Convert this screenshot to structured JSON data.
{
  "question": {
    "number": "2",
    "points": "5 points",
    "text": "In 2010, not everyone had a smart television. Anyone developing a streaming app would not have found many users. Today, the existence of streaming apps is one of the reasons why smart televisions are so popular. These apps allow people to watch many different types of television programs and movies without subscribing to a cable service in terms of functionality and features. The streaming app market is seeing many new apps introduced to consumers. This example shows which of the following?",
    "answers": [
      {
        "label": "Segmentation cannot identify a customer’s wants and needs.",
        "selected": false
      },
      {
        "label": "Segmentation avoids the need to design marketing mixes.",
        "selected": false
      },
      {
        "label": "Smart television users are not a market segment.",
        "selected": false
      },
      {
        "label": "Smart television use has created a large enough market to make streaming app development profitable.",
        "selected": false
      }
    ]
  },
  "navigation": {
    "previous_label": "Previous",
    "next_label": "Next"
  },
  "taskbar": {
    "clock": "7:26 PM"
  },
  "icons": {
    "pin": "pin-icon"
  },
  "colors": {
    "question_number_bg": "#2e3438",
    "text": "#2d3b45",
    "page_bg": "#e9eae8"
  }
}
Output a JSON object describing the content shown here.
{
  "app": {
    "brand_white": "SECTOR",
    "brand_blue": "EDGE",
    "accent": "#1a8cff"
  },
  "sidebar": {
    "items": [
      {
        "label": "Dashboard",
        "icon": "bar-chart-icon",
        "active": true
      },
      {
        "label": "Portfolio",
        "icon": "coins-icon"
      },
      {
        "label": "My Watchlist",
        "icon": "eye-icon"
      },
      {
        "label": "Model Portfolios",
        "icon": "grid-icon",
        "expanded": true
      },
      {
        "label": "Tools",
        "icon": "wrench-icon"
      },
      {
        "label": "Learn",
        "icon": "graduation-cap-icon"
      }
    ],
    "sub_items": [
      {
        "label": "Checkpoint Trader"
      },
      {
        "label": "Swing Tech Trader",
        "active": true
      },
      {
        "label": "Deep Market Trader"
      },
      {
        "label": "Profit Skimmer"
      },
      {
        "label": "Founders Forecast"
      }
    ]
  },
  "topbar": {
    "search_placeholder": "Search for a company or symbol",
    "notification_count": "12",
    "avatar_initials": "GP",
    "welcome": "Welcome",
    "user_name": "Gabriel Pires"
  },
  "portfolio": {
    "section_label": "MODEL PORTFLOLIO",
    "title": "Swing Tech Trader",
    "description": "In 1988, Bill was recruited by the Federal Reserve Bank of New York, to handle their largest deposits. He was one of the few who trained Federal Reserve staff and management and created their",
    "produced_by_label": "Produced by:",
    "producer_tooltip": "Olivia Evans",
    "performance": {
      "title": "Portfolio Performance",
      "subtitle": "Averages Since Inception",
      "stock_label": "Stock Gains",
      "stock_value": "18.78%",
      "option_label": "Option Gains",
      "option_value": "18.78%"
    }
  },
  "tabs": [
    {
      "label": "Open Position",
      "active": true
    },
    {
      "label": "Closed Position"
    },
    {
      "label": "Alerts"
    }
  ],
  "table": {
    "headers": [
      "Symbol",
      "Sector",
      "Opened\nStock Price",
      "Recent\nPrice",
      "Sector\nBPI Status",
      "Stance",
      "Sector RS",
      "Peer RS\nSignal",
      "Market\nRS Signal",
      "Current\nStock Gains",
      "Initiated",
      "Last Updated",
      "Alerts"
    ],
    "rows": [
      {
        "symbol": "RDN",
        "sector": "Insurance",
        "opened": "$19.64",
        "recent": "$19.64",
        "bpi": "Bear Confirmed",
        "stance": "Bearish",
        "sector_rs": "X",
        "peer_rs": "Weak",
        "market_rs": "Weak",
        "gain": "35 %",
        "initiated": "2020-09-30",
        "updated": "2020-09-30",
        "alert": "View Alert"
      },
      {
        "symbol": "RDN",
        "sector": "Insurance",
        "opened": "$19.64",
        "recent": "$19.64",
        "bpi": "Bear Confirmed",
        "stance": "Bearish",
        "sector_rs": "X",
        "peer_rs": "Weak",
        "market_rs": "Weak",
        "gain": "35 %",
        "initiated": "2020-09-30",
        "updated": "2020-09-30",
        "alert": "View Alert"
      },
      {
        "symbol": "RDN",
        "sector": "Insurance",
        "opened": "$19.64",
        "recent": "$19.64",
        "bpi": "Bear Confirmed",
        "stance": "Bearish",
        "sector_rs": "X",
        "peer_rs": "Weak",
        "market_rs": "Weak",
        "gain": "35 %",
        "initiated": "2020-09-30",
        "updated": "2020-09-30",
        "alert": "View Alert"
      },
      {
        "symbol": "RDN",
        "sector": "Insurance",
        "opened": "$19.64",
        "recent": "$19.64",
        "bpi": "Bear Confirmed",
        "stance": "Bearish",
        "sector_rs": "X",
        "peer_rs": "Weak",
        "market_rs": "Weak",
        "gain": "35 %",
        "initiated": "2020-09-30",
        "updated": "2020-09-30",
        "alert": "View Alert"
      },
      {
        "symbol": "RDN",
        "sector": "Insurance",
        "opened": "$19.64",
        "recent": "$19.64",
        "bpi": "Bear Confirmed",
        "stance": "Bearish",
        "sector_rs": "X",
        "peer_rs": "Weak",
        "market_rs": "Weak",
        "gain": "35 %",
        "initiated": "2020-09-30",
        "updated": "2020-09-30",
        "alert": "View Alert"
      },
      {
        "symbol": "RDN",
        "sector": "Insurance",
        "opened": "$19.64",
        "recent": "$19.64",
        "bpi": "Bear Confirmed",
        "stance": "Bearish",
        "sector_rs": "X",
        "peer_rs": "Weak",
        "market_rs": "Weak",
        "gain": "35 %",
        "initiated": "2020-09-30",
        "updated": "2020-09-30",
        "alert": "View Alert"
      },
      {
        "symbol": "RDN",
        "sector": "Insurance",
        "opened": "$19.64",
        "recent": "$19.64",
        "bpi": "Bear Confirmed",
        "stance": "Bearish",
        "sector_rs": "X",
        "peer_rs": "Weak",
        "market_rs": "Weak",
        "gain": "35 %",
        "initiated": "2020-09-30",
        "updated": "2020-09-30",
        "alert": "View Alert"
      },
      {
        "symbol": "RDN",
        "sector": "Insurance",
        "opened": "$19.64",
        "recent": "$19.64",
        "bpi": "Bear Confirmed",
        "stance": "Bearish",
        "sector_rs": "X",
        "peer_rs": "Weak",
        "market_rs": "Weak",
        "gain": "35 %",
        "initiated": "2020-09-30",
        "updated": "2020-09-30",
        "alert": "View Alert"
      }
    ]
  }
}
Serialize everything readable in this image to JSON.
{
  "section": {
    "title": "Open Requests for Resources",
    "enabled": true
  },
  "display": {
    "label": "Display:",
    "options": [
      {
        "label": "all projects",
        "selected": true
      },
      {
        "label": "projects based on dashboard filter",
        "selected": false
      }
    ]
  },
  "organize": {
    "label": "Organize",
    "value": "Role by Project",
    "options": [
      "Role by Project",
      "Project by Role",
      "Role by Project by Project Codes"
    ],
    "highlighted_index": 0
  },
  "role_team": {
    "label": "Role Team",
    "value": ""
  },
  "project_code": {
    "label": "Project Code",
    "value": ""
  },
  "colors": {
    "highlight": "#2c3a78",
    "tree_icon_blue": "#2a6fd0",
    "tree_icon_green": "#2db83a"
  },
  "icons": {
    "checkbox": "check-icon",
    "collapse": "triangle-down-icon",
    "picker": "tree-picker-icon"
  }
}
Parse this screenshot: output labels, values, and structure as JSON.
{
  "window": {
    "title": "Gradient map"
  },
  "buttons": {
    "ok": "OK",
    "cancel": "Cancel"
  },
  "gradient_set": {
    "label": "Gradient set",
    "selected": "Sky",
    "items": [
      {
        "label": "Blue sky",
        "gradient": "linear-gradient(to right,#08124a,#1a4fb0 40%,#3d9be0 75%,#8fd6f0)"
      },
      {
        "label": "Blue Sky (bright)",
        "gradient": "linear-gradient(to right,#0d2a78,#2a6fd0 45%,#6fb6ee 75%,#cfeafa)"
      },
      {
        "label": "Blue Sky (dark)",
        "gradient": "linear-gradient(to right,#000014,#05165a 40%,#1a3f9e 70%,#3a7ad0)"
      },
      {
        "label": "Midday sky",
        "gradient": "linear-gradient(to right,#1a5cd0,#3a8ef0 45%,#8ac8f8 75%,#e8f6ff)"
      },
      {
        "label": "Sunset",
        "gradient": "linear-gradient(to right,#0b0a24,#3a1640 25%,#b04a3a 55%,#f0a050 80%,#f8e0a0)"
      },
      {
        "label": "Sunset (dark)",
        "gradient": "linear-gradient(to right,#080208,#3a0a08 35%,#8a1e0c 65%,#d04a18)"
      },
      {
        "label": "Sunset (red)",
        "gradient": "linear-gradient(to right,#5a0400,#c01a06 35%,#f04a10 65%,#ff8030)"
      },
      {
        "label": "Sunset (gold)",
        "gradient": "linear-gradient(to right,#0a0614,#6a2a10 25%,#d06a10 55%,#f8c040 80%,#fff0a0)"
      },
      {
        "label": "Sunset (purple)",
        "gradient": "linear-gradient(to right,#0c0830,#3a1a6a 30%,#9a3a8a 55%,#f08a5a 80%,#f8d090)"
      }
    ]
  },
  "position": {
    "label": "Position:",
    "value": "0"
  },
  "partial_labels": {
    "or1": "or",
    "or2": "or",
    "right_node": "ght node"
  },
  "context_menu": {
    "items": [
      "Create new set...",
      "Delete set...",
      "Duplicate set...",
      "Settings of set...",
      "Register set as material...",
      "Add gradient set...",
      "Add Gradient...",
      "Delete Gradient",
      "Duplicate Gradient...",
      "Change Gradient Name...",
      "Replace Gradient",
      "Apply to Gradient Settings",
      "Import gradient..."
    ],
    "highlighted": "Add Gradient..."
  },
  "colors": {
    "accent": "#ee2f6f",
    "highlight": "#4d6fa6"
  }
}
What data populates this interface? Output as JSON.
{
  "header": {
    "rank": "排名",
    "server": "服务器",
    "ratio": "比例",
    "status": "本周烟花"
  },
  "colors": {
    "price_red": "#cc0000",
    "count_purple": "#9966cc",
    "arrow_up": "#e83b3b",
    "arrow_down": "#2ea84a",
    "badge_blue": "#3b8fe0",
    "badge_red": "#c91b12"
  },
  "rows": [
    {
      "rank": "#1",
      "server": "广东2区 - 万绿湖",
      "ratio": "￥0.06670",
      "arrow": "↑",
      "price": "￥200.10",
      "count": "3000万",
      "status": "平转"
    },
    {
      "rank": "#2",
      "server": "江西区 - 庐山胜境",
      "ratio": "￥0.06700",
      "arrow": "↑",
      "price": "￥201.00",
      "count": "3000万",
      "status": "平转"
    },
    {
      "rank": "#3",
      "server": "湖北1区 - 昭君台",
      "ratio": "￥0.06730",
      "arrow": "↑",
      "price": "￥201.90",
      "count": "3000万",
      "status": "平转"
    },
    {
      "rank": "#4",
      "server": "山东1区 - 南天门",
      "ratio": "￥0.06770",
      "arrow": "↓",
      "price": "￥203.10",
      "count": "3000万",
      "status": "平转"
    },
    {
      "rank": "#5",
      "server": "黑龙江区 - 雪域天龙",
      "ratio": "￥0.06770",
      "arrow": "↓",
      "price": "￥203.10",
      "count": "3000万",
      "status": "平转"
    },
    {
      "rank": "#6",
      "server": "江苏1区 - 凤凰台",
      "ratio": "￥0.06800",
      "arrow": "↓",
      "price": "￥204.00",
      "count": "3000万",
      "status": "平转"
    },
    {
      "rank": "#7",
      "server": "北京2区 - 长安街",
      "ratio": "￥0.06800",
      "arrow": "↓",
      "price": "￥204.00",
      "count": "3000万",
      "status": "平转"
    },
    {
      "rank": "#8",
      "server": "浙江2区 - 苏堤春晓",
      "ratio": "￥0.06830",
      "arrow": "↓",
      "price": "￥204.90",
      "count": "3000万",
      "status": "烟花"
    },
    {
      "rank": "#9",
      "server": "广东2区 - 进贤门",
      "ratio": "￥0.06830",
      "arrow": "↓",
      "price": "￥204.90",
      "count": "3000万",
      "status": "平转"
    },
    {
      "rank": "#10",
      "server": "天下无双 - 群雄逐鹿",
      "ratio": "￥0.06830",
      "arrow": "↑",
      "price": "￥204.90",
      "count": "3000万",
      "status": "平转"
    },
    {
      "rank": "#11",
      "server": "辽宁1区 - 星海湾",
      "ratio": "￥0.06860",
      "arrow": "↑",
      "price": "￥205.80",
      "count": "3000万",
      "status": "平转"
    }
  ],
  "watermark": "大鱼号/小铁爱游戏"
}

Your goal → Gather from the entries above all lines that include the string "Settings".

Response for this exercise →
      "Settings of set...",
      "Apply to Gradient Settings",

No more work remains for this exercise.